■ **Raw data**
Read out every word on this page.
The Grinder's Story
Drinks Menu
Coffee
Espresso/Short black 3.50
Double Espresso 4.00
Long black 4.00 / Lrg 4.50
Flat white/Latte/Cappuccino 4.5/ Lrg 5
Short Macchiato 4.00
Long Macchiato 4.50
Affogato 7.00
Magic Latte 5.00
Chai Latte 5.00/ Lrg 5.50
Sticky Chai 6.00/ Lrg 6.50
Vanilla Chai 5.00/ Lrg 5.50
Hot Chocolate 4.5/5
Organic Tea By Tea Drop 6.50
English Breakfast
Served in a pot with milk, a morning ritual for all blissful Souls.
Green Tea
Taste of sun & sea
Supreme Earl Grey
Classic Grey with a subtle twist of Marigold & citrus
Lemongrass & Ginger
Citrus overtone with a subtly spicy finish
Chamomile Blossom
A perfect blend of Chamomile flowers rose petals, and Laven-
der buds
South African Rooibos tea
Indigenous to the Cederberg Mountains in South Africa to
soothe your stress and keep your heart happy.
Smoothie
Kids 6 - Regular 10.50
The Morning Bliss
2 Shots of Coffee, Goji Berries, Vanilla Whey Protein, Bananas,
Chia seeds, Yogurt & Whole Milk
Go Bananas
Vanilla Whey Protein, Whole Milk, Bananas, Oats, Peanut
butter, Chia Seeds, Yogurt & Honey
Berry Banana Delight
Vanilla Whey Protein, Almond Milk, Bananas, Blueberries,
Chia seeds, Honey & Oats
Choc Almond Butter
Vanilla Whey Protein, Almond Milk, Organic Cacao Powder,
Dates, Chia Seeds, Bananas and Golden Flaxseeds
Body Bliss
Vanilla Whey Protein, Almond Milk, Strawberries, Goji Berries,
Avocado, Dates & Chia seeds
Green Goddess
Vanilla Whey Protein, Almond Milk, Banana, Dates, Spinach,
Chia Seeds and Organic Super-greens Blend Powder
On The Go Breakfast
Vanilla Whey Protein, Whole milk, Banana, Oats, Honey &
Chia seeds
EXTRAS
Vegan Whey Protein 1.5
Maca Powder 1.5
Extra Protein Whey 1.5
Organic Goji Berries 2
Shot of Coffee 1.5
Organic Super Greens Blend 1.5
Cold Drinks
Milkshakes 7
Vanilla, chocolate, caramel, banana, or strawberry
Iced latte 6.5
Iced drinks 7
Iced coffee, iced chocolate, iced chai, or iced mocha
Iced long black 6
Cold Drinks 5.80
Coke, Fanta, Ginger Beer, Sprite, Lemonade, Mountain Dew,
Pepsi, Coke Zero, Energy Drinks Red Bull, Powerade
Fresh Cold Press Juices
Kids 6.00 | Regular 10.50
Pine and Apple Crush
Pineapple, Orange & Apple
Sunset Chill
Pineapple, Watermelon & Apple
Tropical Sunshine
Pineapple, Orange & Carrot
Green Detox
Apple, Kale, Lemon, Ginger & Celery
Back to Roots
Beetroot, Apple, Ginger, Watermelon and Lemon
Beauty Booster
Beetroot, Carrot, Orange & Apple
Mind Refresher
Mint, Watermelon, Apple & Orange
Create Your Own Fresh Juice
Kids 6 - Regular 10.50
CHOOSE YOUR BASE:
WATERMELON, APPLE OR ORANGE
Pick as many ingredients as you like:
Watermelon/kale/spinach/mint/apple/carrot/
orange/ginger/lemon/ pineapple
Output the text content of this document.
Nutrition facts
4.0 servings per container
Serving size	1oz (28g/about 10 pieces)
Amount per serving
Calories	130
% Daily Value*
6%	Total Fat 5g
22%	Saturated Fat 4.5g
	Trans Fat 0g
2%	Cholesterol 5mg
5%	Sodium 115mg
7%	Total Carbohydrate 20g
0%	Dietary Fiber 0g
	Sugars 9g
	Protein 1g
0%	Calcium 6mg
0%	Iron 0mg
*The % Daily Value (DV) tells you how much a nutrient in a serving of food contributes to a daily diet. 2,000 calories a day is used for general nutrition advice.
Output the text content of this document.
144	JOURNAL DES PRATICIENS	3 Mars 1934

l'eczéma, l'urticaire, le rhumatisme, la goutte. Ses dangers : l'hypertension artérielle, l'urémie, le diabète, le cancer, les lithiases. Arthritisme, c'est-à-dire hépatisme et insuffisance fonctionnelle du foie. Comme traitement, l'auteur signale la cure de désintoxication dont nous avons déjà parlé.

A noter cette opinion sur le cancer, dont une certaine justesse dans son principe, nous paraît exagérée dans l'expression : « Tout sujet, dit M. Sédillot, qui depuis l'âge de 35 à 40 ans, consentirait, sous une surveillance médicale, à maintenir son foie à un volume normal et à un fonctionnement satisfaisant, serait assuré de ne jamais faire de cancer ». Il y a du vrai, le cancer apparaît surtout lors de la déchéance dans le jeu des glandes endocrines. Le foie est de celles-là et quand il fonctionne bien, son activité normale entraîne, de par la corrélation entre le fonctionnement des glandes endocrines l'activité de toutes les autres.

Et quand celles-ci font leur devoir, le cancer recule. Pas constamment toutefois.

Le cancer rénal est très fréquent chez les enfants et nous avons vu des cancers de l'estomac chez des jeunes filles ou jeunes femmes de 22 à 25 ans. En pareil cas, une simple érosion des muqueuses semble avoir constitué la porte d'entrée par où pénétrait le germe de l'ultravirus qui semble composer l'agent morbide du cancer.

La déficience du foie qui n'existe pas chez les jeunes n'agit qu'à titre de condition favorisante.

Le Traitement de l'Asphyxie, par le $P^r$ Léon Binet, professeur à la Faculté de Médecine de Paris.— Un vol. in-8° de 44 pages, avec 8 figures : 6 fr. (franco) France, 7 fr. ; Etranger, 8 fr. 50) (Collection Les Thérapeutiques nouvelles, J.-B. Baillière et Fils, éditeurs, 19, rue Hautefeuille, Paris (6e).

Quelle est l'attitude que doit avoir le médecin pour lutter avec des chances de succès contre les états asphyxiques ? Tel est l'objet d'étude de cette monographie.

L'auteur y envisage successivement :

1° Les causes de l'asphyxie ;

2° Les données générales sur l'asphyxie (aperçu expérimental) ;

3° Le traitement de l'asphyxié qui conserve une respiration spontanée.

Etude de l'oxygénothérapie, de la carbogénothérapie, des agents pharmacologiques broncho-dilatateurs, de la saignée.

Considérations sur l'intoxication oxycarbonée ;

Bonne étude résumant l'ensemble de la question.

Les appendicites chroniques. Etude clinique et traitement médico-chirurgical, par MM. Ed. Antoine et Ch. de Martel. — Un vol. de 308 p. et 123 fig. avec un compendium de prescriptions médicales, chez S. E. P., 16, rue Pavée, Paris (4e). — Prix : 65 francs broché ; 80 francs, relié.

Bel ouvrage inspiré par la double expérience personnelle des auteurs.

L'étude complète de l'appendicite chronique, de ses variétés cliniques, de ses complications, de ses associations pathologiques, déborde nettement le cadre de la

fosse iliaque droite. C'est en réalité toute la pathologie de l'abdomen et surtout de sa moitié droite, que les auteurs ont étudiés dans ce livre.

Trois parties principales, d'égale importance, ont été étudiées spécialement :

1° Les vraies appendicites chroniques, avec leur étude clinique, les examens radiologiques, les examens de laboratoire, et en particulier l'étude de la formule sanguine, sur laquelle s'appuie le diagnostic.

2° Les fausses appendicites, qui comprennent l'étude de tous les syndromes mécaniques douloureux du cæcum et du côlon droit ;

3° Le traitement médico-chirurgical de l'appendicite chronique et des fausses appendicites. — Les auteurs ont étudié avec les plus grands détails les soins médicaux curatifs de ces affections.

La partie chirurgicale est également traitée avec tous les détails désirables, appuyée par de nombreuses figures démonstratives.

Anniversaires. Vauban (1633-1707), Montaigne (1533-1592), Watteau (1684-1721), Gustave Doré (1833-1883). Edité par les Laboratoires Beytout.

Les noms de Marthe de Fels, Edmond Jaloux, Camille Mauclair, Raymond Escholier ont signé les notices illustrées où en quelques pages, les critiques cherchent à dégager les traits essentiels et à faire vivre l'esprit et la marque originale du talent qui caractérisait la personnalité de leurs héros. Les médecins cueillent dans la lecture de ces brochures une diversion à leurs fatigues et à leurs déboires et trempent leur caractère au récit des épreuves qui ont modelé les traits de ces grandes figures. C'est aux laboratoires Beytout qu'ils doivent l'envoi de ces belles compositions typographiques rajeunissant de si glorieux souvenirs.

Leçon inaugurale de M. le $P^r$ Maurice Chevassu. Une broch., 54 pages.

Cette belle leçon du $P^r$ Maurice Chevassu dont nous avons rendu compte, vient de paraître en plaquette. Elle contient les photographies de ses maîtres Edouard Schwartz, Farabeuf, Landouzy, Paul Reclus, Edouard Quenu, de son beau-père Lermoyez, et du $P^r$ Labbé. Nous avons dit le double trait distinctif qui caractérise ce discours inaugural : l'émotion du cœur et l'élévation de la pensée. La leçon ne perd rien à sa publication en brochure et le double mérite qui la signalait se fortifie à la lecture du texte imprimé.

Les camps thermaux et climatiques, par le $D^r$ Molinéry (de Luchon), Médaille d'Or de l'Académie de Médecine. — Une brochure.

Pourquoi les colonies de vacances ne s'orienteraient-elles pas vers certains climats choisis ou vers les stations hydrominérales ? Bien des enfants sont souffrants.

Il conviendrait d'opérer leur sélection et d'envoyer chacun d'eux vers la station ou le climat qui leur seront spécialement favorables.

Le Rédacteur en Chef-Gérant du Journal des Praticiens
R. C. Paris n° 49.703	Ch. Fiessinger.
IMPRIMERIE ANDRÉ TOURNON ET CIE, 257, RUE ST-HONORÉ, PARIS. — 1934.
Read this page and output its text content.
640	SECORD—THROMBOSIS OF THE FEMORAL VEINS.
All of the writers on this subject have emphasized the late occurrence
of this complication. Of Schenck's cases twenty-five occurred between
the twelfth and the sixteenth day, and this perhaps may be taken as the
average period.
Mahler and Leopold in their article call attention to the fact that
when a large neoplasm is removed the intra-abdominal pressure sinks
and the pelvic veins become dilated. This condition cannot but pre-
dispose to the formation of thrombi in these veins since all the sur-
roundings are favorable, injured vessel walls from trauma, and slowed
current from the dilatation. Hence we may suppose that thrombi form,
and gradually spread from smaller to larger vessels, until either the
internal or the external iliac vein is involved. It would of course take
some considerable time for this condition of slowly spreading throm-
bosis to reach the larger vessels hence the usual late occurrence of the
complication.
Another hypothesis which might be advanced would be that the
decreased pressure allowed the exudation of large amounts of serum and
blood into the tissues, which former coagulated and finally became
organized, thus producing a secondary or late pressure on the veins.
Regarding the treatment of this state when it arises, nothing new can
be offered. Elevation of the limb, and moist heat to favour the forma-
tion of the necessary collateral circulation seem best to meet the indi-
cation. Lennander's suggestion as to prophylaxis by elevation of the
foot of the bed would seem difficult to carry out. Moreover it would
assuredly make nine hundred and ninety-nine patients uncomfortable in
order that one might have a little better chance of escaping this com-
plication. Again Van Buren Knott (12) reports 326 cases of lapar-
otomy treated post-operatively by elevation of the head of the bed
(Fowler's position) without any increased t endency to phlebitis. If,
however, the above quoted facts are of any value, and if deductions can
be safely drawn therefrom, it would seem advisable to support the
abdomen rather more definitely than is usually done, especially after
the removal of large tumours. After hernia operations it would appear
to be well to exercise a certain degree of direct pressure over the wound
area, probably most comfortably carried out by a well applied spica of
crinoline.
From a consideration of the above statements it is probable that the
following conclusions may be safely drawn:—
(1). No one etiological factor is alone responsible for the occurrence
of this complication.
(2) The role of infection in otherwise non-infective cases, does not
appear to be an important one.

■ **The task**
The string "Maurice" may occur in the listing; show every line where it does.

■ **Your response**
Leçon inaugurale de M. le $P^r$ Maurice Chevassu. Une broch., 54 pages.
Cette belle leçon du $P^r$ Maurice Chevassu dont nous avons rendu compte, vient de paraître en plaquette. Elle contient les photographies de ses maîtres Edouard Schwartz, Farabeuf, Landouzy, Paul Reclus, Edouard Quenu, de son beau-père Lermoyez, et du $P^r$ Labbé. Nous avons dit le double trait distinctif qui caractérise ce discours inaugural : l'émotion du cœur et l'élévation de la pensée. La leçon ne perd rien à sa publication en brochure et le double mérite qui la signalait se fortifie à la lecture du texte imprimé.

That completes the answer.